TASKS TO COMPLETE:
(1) From the DABL text, please write out the passage from "It does this" to "correct circumstances arise.".
(2) Continue the text on the DABL language from where it ends.

PROVIDED TEXT:
DABL is a language designed to control and coordinate expressive digital actors. It specifies the conditions under which a specific interaction can take place, it specifies the interaction itself and finally it specifies the outcome of the interaction, all this while taking into account emotion and expression. It incorporates videogame specific features like proximity, actor animation, posture, gesture and resource availability.
It does this by creating a language that incorporates things like proximity constraints (how close an actor has to be) as a first-class feature of the language. In essence it describes what you might typically see in a cut-scene, but it does it on-the-fly and in an opportunistic manner. Essentially the goal is to be able to describe as a designer using the DABL language a large number of small "scenes" that can then be played out when the correct circumstances arise.
The key is that scenes can string together to form quite complex chains of interactions, all the time having a simple way to specify expressive behavior that reacts according to the feelings of the actors involved. I'm still working on the GRAMMAR for the language itself, but I see there being a few key factors that the language requires:
Almost all AI in videogames boils down to "if (condition) then (action)" clauses. The conditions for any given behavior can be quite complex, things like proximity (how close I am to something), facing (and I facing towards it?), ownership (is this thing mine?) are relatively simple. But imagine you have to consider many thousands of possible conditions at any point in time for any agent? Things can slow down pretty quickly. There's an interesting feature in Cryengine that Matthew Jack worked on, which was a way to query the world and then apply a "query language" to the results of that in order to filter out any irrelevant potential choices very quickly. This idea of using query languages to filter results is one of the cornerstones of working with large sets of data and underpins most relational databases for instance.

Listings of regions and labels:
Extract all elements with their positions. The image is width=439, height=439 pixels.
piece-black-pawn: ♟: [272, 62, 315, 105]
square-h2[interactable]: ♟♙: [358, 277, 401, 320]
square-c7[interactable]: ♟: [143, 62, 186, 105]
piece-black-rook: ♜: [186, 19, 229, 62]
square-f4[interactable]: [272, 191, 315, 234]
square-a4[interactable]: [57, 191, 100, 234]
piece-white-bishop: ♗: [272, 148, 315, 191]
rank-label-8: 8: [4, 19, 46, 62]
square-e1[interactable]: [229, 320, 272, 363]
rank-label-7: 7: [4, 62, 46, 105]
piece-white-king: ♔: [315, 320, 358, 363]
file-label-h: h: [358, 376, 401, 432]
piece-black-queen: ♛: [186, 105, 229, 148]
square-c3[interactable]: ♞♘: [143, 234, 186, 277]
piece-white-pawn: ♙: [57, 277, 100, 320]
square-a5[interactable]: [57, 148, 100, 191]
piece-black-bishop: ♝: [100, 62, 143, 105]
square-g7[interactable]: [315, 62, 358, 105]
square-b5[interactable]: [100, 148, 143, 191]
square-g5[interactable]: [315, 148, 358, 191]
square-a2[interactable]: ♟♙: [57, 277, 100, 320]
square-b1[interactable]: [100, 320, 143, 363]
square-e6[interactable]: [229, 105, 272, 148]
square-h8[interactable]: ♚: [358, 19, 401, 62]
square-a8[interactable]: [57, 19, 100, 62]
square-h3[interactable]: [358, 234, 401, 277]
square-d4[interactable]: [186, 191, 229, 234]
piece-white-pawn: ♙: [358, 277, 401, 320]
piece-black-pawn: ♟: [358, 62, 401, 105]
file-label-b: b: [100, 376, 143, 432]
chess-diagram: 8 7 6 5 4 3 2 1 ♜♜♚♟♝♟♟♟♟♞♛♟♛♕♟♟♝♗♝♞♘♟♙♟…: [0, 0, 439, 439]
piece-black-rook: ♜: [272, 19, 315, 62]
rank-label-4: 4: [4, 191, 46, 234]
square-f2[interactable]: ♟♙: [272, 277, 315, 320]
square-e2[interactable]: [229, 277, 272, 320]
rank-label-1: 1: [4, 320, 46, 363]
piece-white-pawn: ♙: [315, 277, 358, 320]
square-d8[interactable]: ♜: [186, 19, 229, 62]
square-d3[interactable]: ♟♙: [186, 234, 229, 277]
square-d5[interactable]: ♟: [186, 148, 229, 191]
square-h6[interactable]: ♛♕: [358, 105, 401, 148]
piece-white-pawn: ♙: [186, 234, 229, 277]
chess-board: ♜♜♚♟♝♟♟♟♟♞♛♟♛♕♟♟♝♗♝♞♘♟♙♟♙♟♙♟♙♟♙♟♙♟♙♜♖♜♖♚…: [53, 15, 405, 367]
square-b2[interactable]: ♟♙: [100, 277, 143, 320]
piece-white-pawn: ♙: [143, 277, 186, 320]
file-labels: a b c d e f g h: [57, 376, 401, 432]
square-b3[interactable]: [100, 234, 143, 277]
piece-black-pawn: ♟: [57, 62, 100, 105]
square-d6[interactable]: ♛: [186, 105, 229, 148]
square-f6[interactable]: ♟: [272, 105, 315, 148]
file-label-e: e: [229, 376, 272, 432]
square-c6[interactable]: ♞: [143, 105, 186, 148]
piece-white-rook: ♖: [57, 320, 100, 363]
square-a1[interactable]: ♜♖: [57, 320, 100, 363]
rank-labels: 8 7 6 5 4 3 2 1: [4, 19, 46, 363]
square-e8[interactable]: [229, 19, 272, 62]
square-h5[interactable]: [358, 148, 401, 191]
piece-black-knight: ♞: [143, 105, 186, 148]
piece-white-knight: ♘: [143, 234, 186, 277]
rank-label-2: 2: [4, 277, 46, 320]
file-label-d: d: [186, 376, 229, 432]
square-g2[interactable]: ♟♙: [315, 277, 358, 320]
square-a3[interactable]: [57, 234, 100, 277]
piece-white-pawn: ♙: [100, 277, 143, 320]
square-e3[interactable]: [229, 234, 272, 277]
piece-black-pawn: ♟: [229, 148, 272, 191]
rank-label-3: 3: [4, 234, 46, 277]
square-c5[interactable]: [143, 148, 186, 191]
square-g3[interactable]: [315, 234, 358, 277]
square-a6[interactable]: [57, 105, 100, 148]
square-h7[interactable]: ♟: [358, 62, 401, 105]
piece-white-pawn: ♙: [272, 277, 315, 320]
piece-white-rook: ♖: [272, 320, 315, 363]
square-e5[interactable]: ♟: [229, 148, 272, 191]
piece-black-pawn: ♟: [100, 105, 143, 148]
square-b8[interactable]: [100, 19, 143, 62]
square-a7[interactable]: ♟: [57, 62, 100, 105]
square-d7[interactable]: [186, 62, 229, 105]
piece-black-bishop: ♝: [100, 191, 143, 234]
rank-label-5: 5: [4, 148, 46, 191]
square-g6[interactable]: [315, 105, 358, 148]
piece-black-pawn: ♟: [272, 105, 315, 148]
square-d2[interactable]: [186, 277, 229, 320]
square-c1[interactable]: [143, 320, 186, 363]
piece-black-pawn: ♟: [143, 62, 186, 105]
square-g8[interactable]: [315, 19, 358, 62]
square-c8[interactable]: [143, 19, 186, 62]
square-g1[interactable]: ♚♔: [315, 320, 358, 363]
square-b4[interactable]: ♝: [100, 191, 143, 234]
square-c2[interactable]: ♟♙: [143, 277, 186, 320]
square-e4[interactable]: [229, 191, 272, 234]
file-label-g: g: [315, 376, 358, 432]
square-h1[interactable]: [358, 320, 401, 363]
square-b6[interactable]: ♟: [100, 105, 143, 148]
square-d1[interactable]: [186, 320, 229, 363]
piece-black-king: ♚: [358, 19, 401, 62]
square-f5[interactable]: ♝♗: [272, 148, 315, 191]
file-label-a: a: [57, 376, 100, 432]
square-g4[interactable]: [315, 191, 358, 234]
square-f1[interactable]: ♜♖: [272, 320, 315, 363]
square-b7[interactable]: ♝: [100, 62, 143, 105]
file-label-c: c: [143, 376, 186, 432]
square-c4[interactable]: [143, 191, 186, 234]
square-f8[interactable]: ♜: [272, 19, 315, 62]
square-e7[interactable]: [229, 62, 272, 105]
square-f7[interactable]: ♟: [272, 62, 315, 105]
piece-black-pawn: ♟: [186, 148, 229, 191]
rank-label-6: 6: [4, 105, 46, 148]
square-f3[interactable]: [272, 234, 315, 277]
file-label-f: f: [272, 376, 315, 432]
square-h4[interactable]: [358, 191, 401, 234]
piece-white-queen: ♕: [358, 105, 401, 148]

THE RESULTS:
(1)
It does this by creating a language that incorporates things like proximity constraints (how close an actor has to be) as a first-class feature of the language. In essence it describes what you might typically see in a cut-scene, but it does it on-the-fly and in an opportunistic manner. Essentially the goal is to be able to describe as a designer using the DABL language a large number of small "scenes" that can then be played out when the correct circumstances arise.

(2)
One of the interesting aspects of looking at that space is that query optimization happens a lot in these languages. I suspect that I'll be spending a lot of time working on query optimization for conditional checks a lot over the next few months.
Resources are essentially things that can be manipulated, they effectively represent the world state data. They also have the notion of ownership associated with them. In the simplest case, a resource could be thought of like a variable. That way conditions can be used to check the availability of a resource, with the subsequent behavior performed if that condition is met. I'm thinking of resources more as a set of "things", with the set being zero or more things, such that we can do operations on the set. For instance a resource set called "Everyone" could be split into "Friendly" and "Enemy" subsets. Each Resource has a bunch of properties which can be queried and used in conditions. In essence I think of the resource as a typeless data store, I guess this works in line with other typeless languages. It might be that having typeless data is a bad choice in the final language, but for my first iteration I think I'll err more on the side of designer expressiveness over structure.
Actions are the atomic operations that most AI engines deal with. Things like moving actors to a given position, transferring ownership of resources etc. These are relatively easy to code, but I'm extending the actions using "expressions".
Now all the above are pretty typical in any videogame AI setup. They are the building blocks of the "sense-think-act" cycle. But we need more in the language if it is going to be able to generate expressive reactions for our "actors".
But before I get to that, here's a video I made from a project I started during Ludum Dare 26. I wanted to evaluate Unity in a more useful way, so I decided to do a little bit of tinkering during Ludum Dare.
So back to AI, well, the next bit is one of the more interesting aspects. That of turning "behavior" into "expression\".
Goals are expected outcomes, they define what we expect to see happen during a given interaction. Imagine if you were buying something and you handed over some money only to have the vendor short change you. The goal in this case would be to receive the correct change. The interaction between goal and the next category is what makes this system really work.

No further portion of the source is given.